— start of Source records —
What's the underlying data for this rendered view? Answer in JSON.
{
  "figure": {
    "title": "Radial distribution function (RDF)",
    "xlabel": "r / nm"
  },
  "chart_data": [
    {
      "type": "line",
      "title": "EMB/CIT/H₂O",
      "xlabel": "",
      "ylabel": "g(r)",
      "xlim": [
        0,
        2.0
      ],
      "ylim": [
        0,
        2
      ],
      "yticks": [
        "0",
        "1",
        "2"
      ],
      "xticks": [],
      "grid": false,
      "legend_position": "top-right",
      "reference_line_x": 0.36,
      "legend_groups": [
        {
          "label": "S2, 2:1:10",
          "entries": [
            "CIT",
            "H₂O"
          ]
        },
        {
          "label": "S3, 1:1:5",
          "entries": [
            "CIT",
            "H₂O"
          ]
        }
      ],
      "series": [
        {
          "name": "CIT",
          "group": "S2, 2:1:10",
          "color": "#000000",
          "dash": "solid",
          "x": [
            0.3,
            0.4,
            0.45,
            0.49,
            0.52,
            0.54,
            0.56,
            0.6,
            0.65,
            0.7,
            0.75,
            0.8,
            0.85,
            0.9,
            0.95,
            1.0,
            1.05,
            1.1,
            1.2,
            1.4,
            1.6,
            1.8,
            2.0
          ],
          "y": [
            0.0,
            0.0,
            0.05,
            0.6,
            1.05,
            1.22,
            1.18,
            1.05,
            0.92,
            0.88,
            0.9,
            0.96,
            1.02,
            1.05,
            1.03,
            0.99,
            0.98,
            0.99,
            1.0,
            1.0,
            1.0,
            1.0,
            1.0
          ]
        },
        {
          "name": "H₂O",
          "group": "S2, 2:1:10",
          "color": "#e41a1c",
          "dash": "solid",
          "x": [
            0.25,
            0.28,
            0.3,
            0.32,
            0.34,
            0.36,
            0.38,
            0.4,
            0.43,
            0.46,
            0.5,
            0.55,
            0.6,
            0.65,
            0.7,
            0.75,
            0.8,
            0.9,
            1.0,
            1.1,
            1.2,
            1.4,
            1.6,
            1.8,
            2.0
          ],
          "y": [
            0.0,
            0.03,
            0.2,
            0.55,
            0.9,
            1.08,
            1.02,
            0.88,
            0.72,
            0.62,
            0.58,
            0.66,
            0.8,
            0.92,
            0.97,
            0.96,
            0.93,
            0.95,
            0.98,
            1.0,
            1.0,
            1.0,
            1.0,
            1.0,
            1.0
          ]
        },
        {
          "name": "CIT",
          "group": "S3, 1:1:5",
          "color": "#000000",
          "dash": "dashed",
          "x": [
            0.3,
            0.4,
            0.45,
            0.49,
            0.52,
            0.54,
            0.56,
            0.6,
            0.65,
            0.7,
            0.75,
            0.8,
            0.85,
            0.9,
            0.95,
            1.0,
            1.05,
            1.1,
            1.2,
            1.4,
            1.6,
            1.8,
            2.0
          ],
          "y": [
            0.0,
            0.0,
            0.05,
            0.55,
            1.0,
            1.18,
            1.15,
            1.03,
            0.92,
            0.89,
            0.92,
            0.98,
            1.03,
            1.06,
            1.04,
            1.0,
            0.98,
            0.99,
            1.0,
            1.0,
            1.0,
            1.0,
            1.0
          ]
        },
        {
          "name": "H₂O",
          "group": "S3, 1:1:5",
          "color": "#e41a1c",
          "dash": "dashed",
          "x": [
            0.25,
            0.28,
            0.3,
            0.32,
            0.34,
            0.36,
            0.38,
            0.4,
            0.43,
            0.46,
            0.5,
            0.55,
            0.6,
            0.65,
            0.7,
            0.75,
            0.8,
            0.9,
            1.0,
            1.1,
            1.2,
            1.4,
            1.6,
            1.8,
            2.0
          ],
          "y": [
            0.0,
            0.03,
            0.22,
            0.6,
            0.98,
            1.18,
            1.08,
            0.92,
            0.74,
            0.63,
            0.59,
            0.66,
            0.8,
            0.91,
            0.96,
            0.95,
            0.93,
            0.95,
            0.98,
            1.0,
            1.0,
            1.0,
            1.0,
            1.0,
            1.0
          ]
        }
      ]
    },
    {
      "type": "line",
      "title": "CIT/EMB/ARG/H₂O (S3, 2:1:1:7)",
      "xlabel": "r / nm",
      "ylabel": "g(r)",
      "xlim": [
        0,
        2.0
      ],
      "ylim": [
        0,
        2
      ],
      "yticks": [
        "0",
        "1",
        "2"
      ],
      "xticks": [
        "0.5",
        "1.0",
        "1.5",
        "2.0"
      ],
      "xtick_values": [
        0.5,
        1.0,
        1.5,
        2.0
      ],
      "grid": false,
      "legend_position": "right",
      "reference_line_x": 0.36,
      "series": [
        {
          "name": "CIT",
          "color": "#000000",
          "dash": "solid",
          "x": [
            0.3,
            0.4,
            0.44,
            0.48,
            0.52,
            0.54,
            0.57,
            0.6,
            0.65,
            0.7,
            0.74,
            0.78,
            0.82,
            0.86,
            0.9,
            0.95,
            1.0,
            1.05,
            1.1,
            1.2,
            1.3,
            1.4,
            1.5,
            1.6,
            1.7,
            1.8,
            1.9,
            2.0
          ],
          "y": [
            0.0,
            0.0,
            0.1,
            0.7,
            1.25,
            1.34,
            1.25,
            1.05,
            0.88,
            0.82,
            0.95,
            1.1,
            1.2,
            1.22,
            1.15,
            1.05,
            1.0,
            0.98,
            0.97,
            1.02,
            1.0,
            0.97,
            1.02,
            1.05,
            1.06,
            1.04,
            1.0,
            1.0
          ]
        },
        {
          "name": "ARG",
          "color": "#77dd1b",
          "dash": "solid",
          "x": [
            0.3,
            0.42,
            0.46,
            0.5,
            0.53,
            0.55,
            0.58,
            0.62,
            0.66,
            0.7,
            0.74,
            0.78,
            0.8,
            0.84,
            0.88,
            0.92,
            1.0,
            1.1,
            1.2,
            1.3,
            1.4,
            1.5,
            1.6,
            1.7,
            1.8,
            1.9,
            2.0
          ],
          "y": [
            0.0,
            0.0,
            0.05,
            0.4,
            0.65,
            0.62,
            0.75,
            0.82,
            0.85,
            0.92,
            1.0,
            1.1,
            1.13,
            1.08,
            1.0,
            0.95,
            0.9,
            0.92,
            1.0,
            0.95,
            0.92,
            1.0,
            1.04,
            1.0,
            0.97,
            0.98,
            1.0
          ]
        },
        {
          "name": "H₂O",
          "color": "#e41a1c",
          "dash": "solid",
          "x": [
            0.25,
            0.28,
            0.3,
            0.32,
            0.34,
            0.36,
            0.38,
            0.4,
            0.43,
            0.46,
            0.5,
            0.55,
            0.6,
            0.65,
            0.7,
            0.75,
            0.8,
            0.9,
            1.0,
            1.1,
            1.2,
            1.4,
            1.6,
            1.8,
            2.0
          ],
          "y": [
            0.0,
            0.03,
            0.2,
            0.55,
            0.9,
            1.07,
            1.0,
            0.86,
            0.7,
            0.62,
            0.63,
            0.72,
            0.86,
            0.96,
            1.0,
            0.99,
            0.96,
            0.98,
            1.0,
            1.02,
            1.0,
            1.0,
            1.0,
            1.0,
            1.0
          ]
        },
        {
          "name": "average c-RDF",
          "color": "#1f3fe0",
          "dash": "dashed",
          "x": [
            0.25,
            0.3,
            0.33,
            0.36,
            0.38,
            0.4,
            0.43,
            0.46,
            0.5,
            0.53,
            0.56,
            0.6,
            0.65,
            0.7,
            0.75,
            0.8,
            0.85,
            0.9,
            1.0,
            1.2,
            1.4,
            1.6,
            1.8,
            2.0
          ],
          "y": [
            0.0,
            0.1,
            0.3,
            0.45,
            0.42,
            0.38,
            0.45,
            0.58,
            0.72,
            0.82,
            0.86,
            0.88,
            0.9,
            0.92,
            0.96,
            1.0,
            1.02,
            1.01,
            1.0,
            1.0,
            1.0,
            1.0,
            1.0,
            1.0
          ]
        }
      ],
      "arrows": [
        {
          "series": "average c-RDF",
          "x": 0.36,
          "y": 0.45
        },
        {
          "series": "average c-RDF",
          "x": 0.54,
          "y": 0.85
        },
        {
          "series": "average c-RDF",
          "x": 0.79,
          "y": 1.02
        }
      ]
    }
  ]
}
— end of Source records —
Each line in the data that holds the string "title" should be found and copied.

## Solved problem
    "title": "Radial distribution function (RDF)",
      "title": "EMB/CIT/H₂O",
      "title": "CIT/EMB/ARG/H₂O (S3, 2:1:1:7)",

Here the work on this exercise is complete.